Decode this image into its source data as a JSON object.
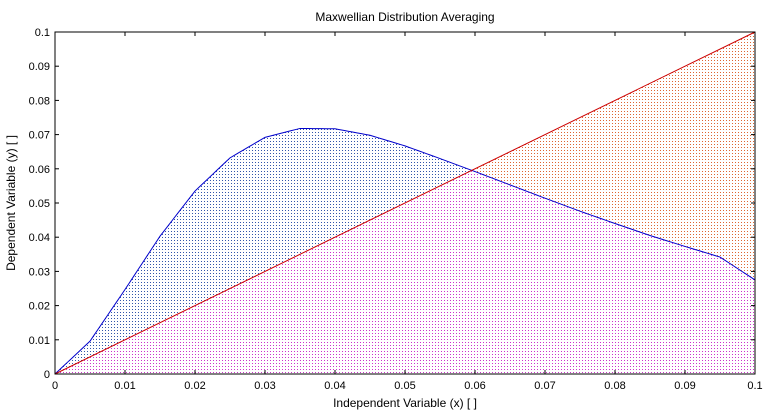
{
  "chart_data": {
    "type": "area",
    "title": "Maxwellian Distribution Averaging",
    "xlabel": "Independent Variable (x) [ ]",
    "ylabel": "Dependent Variable (y) [ ]",
    "xlim": [
      0,
      0.1
    ],
    "ylim": [
      0,
      0.1
    ],
    "x_ticks": [
      "0",
      "0.01",
      "0.02",
      "0.03",
      "0.04",
      "0.05",
      "0.06",
      "0.07",
      "0.08",
      "0.09",
      "0.1"
    ],
    "y_ticks": [
      "0",
      "0.01",
      "0.02",
      "0.03",
      "0.04",
      "0.05",
      "0.06",
      "0.07",
      "0.08",
      "0.09",
      "0.1"
    ],
    "grid": false,
    "legend": "none",
    "series": [
      {
        "color": "#0000cc",
        "x": [
          0,
          0.005,
          0.01,
          0.015,
          0.02,
          0.025,
          0.03,
          0.035,
          0.04,
          0.045,
          0.05,
          0.055,
          0.06,
          0.065,
          0.07,
          0.075,
          0.08,
          0.085,
          0.09,
          0.095,
          0.1
        ],
        "values": [
          0,
          0.0096,
          0.0247,
          0.0403,
          0.0535,
          0.0632,
          0.0692,
          0.0718,
          0.0717,
          0.0698,
          0.0667,
          0.063,
          0.0592,
          0.0553,
          0.0514,
          0.0476,
          0.044,
          0.0405,
          0.0373,
          0.0342,
          0.0275
        ]
      },
      {
        "color": "#cc0000",
        "x": [
          0,
          0.1
        ],
        "values": [
          0,
          0.1
        ]
      }
    ],
    "fill_colors": {
      "below_both": "#cc33cc",
      "curve_above_line": "#3355aa",
      "line_above_curve": "#dd6633"
    }
  }
}
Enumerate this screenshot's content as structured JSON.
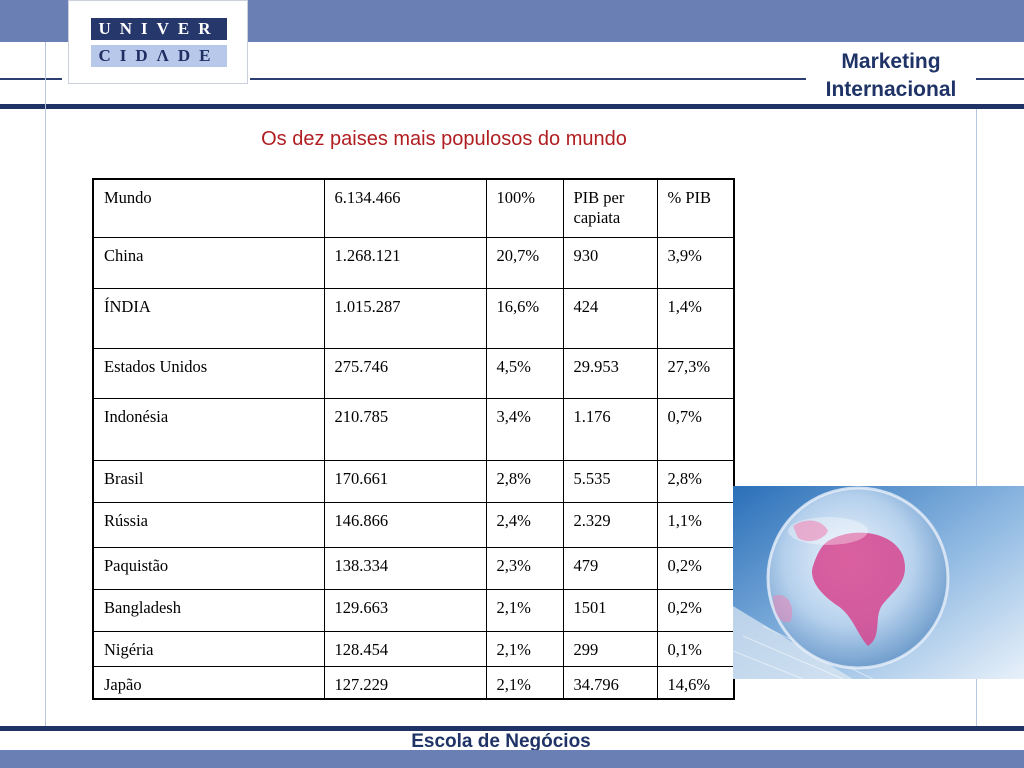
{
  "logo": {
    "line1": "UNIVER",
    "line2": "CIDΛDE"
  },
  "header": {
    "title_line1": "Marketing",
    "title_line2": "Internacional"
  },
  "slide": {
    "title": "Os dez paises mais populosos do mundo"
  },
  "table": {
    "rows": [
      [
        "Mundo",
        "6.134.466",
        "100%",
        "PIB per capiata",
        "% PIB"
      ],
      [
        "China",
        "1.268.121",
        "20,7%",
        "930",
        "3,9%"
      ],
      [
        "ÍNDIA",
        "1.015.287",
        "16,6%",
        "424",
        "1,4%"
      ],
      [
        "Estados Unidos",
        "275.746",
        "4,5%",
        "29.953",
        "27,3%"
      ],
      [
        "Indonésia",
        "210.785",
        "3,4%",
        "1.176",
        "0,7%"
      ],
      [
        "Brasil",
        "170.661",
        "2,8%",
        "5.535",
        "2,8%"
      ],
      [
        "Rússia",
        "146.866",
        "2,4%",
        "2.329",
        "1,1%"
      ],
      [
        "Paquistão",
        "138.334",
        "2,3%",
        "479",
        "0,2%"
      ],
      [
        "Bangladesh",
        "129.663",
        "2,1%",
        "1501",
        "0,2%"
      ],
      [
        "Nigéria",
        "128.454",
        "2,1%",
        "299",
        "0,1%"
      ],
      [
        "Japão",
        "127.229",
        "2,1%",
        "34.796",
        "14,6%"
      ]
    ]
  },
  "image": {
    "subject": "globe-image"
  },
  "footer": {
    "text": "Escola de Negócios"
  },
  "colors": {
    "frame": "#1f3366",
    "bar": "#6a7fb3",
    "title": "#b01e22"
  }
}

###

YOUR TASK = Replicate the material above verbatim; images stay out of the copy.

CORRECT ANSWER =
Decode this image into its source data as a JSON object.
{
  "chart_data": {
    "type": "area",
    "title": "Maxwellian Distribution Averaging",
    "xlabel": "Independent Variable (x) [ ]",
    "ylabel": "Dependent Variable (y) [ ]",
    "xlim": [
      0,
      0.1
    ],
    "ylim": [
      0,
      0.1
    ],
    "x_ticks": [
      "0",
      "0.01",
      "0.02",
      "0.03",
      "0.04",
      "0.05",
      "0.06",
      "0.07",
      "0.08",
      "0.09",
      "0.1"
    ],
    "y_ticks": [
      "0",
      "0.01",
      "0.02",
      "0.03",
      "0.04",
      "0.05",
      "0.06",
      "0.07",
      "0.08",
      "0.09",
      "0.1"
    ],
    "grid": false,
    "legend": "none",
    "series": [
      {
        "color": "#0000cc",
        "x": [
          0,
          0.005,
          0.01,
          0.015,
          0.02,
          0.025,
          0.03,
          0.035,
          0.04,
          0.045,
          0.05,
          0.055,
          0.06,
          0.065,
          0.07,
          0.075,
          0.08,
          0.085,
          0.09,
          0.095,
          0.1
        ],
        "values": [
          0,
          0.0096,
          0.0247,
          0.0403,
          0.0535,
          0.0632,
          0.0692,
          0.0718,
          0.0717,
          0.0698,
          0.0667,
          0.063,
          0.0592,
          0.0553,
          0.0514,
          0.0476,
          0.044,
          0.0405,
          0.0373,
          0.0342,
          0.0275
        ]
      },
      {
        "color": "#cc0000",
        "x": [
          0,
          0.1
        ],
        "values": [
          0,
          0.1
        ]
      }
    ],
    "fill_colors": {
      "below_both": "#cc33cc",
      "curve_above_line": "#3355aa",
      "line_above_curve": "#dd6633"
    }
  }
}
Enumerate this screenshot's content as structured JSON.
{
  "logo": {
    "line1": "UNIVER",
    "line2": "CIDΛDE"
  },
  "header": {
    "title_line1": "Marketing",
    "title_line2": "Internacional"
  },
  "slide": {
    "title": "Os dez paises mais populosos do mundo"
  },
  "table": {
    "rows": [
      [
        "Mundo",
        "6.134.466",
        "100%",
        "PIB per capiata",
        "% PIB"
      ],
      [
        "China",
        "1.268.121",
        "20,7%",
        "930",
        "3,9%"
      ],
      [
        "ÍNDIA",
        "1.015.287",
        "16,6%",
        "424",
        "1,4%"
      ],
      [
        "Estados Unidos",
        "275.746",
        "4,5%",
        "29.953",
        "27,3%"
      ],
      [
        "Indonésia",
        "210.785",
        "3,4%",
        "1.176",
        "0,7%"
      ],
      [
        "Brasil",
        "170.661",
        "2,8%",
        "5.535",
        "2,8%"
      ],
      [
        "Rússia",
        "146.866",
        "2,4%",
        "2.329",
        "1,1%"
      ],
      [
        "Paquistão",
        "138.334",
        "2,3%",
        "479",
        "0,2%"
      ],
      [
        "Bangladesh",
        "129.663",
        "2,1%",
        "1501",
        "0,2%"
      ],
      [
        "Nigéria",
        "128.454",
        "2,1%",
        "299",
        "0,1%"
      ],
      [
        "Japão",
        "127.229",
        "2,1%",
        "34.796",
        "14,6%"
      ]
    ]
  },
  "image": {
    "subject": "globe-image"
  },
  "footer": {
    "text": "Escola de Negócios"
  },
  "colors": {
    "frame": "#1f3366",
    "bar": "#6a7fb3",
    "title": "#b01e22"
  }
}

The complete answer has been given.